Write the material out again, line by line, exactly as it is.

__Data extract__:
◇ ◇ ◇ ◇ ◇ ◇ ◇

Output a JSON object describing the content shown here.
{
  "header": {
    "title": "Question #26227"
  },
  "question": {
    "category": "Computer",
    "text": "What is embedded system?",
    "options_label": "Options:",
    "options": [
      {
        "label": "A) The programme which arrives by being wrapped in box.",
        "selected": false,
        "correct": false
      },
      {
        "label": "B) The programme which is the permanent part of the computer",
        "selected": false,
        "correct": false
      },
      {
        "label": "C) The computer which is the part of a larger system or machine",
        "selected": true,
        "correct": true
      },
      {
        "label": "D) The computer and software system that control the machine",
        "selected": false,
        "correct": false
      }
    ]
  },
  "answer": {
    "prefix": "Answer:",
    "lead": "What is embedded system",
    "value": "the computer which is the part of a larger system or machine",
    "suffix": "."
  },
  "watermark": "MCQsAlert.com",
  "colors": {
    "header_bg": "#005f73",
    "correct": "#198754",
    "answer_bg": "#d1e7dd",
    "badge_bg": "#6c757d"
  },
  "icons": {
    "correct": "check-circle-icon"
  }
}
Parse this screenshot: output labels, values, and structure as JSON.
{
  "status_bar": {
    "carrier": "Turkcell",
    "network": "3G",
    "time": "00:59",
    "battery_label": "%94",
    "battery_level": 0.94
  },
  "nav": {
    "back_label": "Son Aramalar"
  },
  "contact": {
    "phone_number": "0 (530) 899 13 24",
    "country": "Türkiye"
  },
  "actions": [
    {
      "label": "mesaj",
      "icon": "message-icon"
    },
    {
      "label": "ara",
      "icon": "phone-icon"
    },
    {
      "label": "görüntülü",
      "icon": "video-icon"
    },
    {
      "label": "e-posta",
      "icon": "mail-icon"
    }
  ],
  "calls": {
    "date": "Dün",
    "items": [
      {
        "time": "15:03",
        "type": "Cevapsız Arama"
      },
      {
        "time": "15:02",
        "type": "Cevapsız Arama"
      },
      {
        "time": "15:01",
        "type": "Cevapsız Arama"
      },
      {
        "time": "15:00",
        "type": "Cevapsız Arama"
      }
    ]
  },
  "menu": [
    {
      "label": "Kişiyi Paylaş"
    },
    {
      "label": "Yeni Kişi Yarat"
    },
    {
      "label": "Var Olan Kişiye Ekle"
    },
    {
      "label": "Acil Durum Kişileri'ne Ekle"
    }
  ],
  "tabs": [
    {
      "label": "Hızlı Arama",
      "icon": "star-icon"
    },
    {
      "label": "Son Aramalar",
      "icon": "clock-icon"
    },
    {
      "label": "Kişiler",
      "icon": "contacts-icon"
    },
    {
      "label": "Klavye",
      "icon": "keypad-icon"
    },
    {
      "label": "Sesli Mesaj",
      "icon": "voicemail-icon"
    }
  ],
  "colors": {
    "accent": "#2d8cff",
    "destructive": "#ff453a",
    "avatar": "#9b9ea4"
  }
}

◇ ◇ ◇ ◇ ◇ ◇ ◇

__Answer to this problem__:
Output a JSON object describing the content shown here.
{
  "header": {
    "title": "Question #26227"
  },
  "question": {
    "category": "Computer",
    "text": "What is embedded system?",
    "options_label": "Options:",
    "options": [
      {
        "label": "A) The programme which arrives by being wrapped in box.",
        "selected": false,
        "correct": false
      },
      {
        "label": "B) The programme which is the permanent part of the computer",
        "selected": false,
        "correct": false
      },
      {
        "label": "C) The computer which is the part of a larger system or machine",
        "selected": true,
        "correct": true
      },
      {
        "label": "D) The computer and software system that control the machine",
        "selected": false,
        "correct": false
      }
    ]
  },
  "answer": {
    "prefix": "Answer:",
    "lead": "What is embedded system",
    "value": "the computer which is the part of a larger system or machine",
    "suffix": "."
  },
  "watermark": "MCQsAlert.com",
  "colors": {
    "header_bg": "#005f73",
    "correct": "#198754",
    "answer_bg": "#d1e7dd",
    "badge_bg": "#6c757d"
  },
  "icons": {
    "correct": "check-circle-icon"
  }
}
Parse this screenshot: output labels, values, and structure as JSON.
{
  "status_bar": {
    "carrier": "Turkcell",
    "network": "3G",
    "time": "00:59",
    "battery_label": "%94",
    "battery_level": 0.94
  },
  "nav": {
    "back_label": "Son Aramalar"
  },
  "contact": {
    "phone_number": "0 (530) 899 13 24",
    "country": "Türkiye"
  },
  "actions": [
    {
      "label": "mesaj",
      "icon": "message-icon"
    },
    {
      "label": "ara",
      "icon": "phone-icon"
    },
    {
      "label": "görüntülü",
      "icon": "video-icon"
    },
    {
      "label": "e-posta",
      "icon": "mail-icon"
    }
  ],
  "calls": {
    "date": "Dün",
    "items": [
      {
        "time": "15:03",
        "type": "Cevapsız Arama"
      },
      {
        "time": "15:02",
        "type": "Cevapsız Arama"
      },
      {
        "time": "15:01",
        "type": "Cevapsız Arama"
      },
      {
        "time": "15:00",
        "type": "Cevapsız Arama"
      }
    ]
  },
  "menu": [
    {
      "label": "Kişiyi Paylaş"
    },
    {
      "label": "Yeni Kişi Yarat"
    },
    {
      "label": "Var Olan Kişiye Ekle"
    },
    {
      "label": "Acil Durum Kişileri'ne Ekle"
    }
  ],
  "tabs": [
    {
      "label": "Hızlı Arama",
      "icon": "star-icon"
    },
    {
      "label": "Son Aramalar",
      "icon": "clock-icon"
    },
    {
      "label": "Kişiler",
      "icon": "contacts-icon"
    },
    {
      "label": "Klavye",
      "icon": "keypad-icon"
    },
    {
      "label": "Sesli Mesaj",
      "icon": "voicemail-icon"
    }
  ],
  "colors": {
    "accent": "#2d8cff",
    "destructive": "#ff453a",
    "avatar": "#9b9ea4"
  }
}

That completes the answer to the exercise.